Material supplied:
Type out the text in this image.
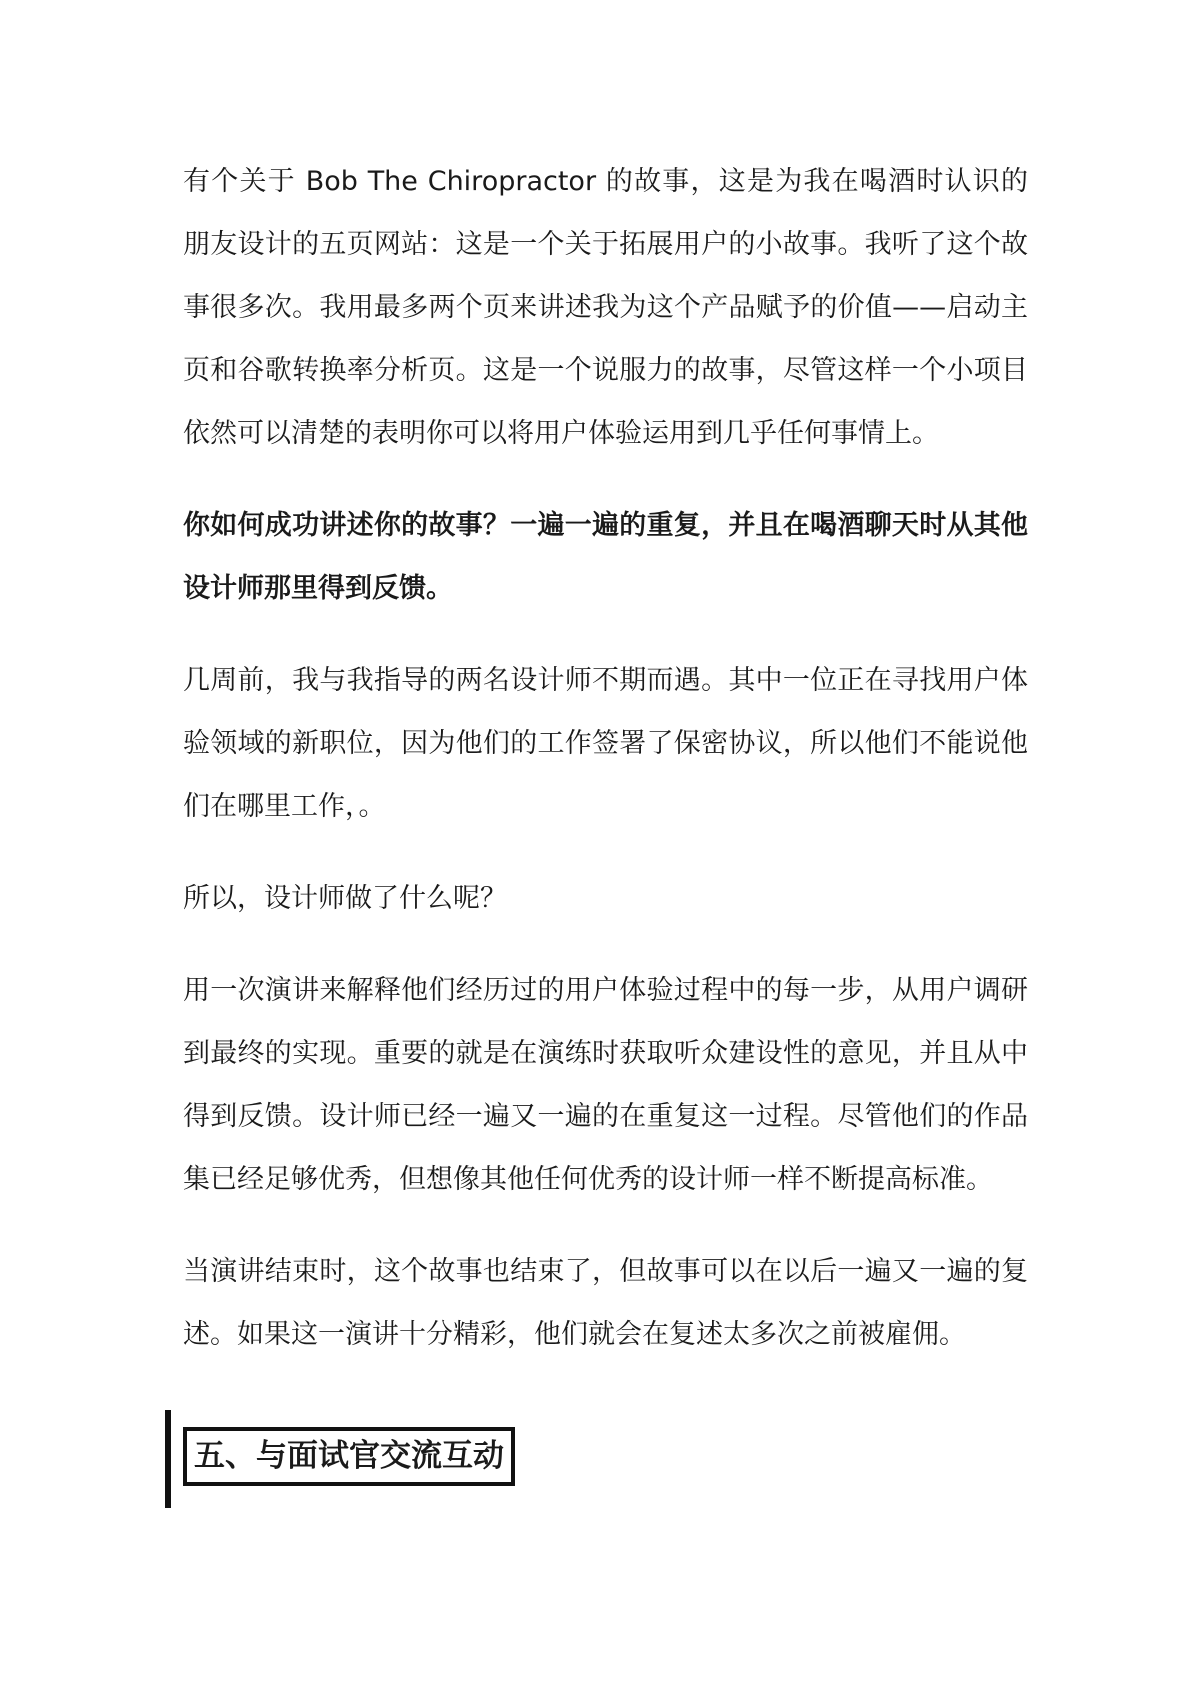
有个关于 Bob The Chiropractor 的故事，这是为我在喝酒时认识的朋友设计的五页网站：这是一个关于拓展用户的小故事。我听了这个故事很多次。我用最多两个页来讲述我为这个产品赋予的价值——启动主页和谷歌转换率分析页。这是一个说服力的故事，尽管这样一个小项目依然可以清楚的表明你可以将用户体验运用到几乎任何事情上。

你如何成功讲述你的故事？一遍一遍的重复，并且在喝酒聊天时从其他设计师那里得到反馈。

几周前，我与我指导的两名设计师不期而遇。其中一位正在寻找用户体验领域的新职位，因为他们的工作签署了保密协议，所以他们不能说他们在哪里工作，。

所以，设计师做了什么呢？

用一次演讲来解释他们经历过的用户体验过程中的每一步，从用户调研到最终的实现。重要的就是在演练时获取听众建设性的意见，并且从中得到反馈。设计师已经一遍又一遍的在重复这一过程。尽管他们的作品集已经足够优秀，但想像其他任何优秀的设计师一样不断提高标准。

当演讲结束时，这个故事也结束了，但故事可以在以后一遍又一遍的复述。如果这一演讲十分精彩，他们就会在复述太多次之前被雇佣。

五、与面试官交流互动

What the task asks: Repeat the data exactly, without the pictures.

Reply to the exercise:
Type out the text in this image.
有个关于 Bob The Chiropractor 的故事，这是为我在喝酒时认识的朋友设计的五页网站：这是一个关于拓展用户的小故事。我听了这个故事很多次。我用最多两个页来讲述我为这个产品赋予的价值——启动主页和谷歌转换率分析页。这是一个说服力的故事，尽管这样一个小项目依然可以清楚的表明你可以将用户体验运用到几乎任何事情上。

你如何成功讲述你的故事？一遍一遍的重复，并且在喝酒聊天时从其他设计师那里得到反馈。

几周前，我与我指导的两名设计师不期而遇。其中一位正在寻找用户体验领域的新职位，因为他们的工作签署了保密协议，所以他们不能说他们在哪里工作，。

所以，设计师做了什么呢？

用一次演讲来解释他们经历过的用户体验过程中的每一步，从用户调研到最终的实现。重要的就是在演练时获取听众建设性的意见，并且从中得到反馈。设计师已经一遍又一遍的在重复这一过程。尽管他们的作品集已经足够优秀，但想像其他任何优秀的设计师一样不断提高标准。

当演讲结束时，这个故事也结束了，但故事可以在以后一遍又一遍的复述。如果这一演讲十分精彩，他们就会在复述太多次之前被雇佣。

五、与面试官交流互动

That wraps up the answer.